**Problem details**
Can you give back each of the lines below word for word, with nothing changed, added, or left out?

**Dataset records**

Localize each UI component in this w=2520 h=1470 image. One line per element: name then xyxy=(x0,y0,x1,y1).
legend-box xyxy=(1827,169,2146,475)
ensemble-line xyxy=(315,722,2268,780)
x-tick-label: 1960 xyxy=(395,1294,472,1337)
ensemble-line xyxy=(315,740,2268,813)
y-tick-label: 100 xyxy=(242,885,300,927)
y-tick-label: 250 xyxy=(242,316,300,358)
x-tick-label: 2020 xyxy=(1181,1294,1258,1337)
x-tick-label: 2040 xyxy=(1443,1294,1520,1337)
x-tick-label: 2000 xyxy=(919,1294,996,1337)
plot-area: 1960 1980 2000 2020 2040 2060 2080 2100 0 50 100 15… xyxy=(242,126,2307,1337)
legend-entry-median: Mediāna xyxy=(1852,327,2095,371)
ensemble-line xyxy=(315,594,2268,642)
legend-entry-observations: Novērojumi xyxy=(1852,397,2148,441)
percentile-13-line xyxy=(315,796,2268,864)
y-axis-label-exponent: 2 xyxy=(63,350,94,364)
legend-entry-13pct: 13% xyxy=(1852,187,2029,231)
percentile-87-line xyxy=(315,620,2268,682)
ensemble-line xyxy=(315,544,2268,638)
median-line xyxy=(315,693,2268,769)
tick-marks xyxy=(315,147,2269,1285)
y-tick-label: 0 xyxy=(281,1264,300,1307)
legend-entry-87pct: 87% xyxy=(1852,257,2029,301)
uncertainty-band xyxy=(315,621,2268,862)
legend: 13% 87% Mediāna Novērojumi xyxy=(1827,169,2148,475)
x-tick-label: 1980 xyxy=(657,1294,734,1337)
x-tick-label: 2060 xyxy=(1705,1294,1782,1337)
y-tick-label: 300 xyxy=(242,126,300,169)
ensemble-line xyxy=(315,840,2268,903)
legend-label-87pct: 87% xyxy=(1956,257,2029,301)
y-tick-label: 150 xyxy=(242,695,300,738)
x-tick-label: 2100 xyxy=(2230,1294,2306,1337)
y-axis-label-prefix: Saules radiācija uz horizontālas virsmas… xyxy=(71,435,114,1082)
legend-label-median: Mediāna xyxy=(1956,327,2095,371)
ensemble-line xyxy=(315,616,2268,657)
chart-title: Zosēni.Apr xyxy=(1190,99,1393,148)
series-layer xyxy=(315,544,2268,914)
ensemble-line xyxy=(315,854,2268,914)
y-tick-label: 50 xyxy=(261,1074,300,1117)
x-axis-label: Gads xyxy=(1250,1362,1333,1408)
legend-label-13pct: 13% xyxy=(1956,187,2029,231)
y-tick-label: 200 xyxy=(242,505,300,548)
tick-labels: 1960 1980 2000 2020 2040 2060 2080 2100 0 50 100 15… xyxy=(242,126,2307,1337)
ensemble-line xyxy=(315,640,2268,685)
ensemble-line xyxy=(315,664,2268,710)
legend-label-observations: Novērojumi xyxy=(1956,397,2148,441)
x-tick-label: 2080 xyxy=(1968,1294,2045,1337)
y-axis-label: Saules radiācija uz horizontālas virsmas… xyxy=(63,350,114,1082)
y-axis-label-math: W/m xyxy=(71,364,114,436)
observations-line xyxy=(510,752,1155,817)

**Reply to the task**
Localize each UI component in this w=2520 h=1470 image. One line per element: name then xyxy=(x0,y0,x1,y1).
legend-box xyxy=(1827,169,2146,475)
ensemble-line xyxy=(315,722,2268,780)
x-tick-label: 1960 xyxy=(395,1294,472,1337)
ensemble-line xyxy=(315,740,2268,813)
y-tick-label: 100 xyxy=(242,885,300,927)
y-tick-label: 250 xyxy=(242,316,300,358)
x-tick-label: 2020 xyxy=(1181,1294,1258,1337)
x-tick-label: 2040 xyxy=(1443,1294,1520,1337)
x-tick-label: 2000 xyxy=(919,1294,996,1337)
plot-area: 1960 1980 2000 2020 2040 2060 2080 2100 0 50 100 15… xyxy=(242,126,2307,1337)
legend-entry-median: Mediāna xyxy=(1852,327,2095,371)
ensemble-line xyxy=(315,594,2268,642)
legend-entry-observations: Novērojumi xyxy=(1852,397,2148,441)
percentile-13-line xyxy=(315,796,2268,864)
y-axis-label-exponent: 2 xyxy=(63,350,94,364)
legend-entry-13pct: 13% xyxy=(1852,187,2029,231)
percentile-87-line xyxy=(315,620,2268,682)
ensemble-line xyxy=(315,544,2268,638)
median-line xyxy=(315,693,2268,769)
tick-marks xyxy=(315,147,2269,1285)
y-tick-label: 0 xyxy=(281,1264,300,1307)
legend-entry-87pct: 87% xyxy=(1852,257,2029,301)
uncertainty-band xyxy=(315,621,2268,862)
legend: 13% 87% Mediāna Novērojumi xyxy=(1827,169,2148,475)
x-tick-label: 1980 xyxy=(657,1294,734,1337)
x-tick-label: 2060 xyxy=(1705,1294,1782,1337)
y-tick-label: 300 xyxy=(242,126,300,169)
ensemble-line xyxy=(315,840,2268,903)
legend-label-87pct: 87% xyxy=(1956,257,2029,301)
y-tick-label: 150 xyxy=(242,695,300,738)
x-tick-label: 2100 xyxy=(2230,1294,2306,1337)
y-axis-label-prefix: Saules radiācija uz horizontālas virsmas… xyxy=(71,435,114,1082)
legend-label-median: Mediāna xyxy=(1956,327,2095,371)
ensemble-line xyxy=(315,616,2268,657)
chart-title: Zosēni.Apr xyxy=(1190,99,1393,148)
series-layer xyxy=(315,544,2268,914)
ensemble-line xyxy=(315,854,2268,914)
y-tick-label: 50 xyxy=(261,1074,300,1117)
x-axis-label: Gads xyxy=(1250,1362,1333,1408)
legend-label-13pct: 13% xyxy=(1956,187,2029,231)
y-tick-label: 200 xyxy=(242,505,300,548)
tick-labels: 1960 1980 2000 2020 2040 2060 2080 2100 0 50 100 15… xyxy=(242,126,2307,1337)
ensemble-line xyxy=(315,640,2268,685)
ensemble-line xyxy=(315,664,2268,710)
legend-label-observations: Novērojumi xyxy=(1956,397,2148,441)
x-tick-label: 2080 xyxy=(1968,1294,2045,1337)
y-axis-label: Saules radiācija uz horizontālas virsmas… xyxy=(63,350,114,1082)
y-axis-label-math: W/m xyxy=(71,364,114,436)
observations-line xyxy=(510,752,1155,817)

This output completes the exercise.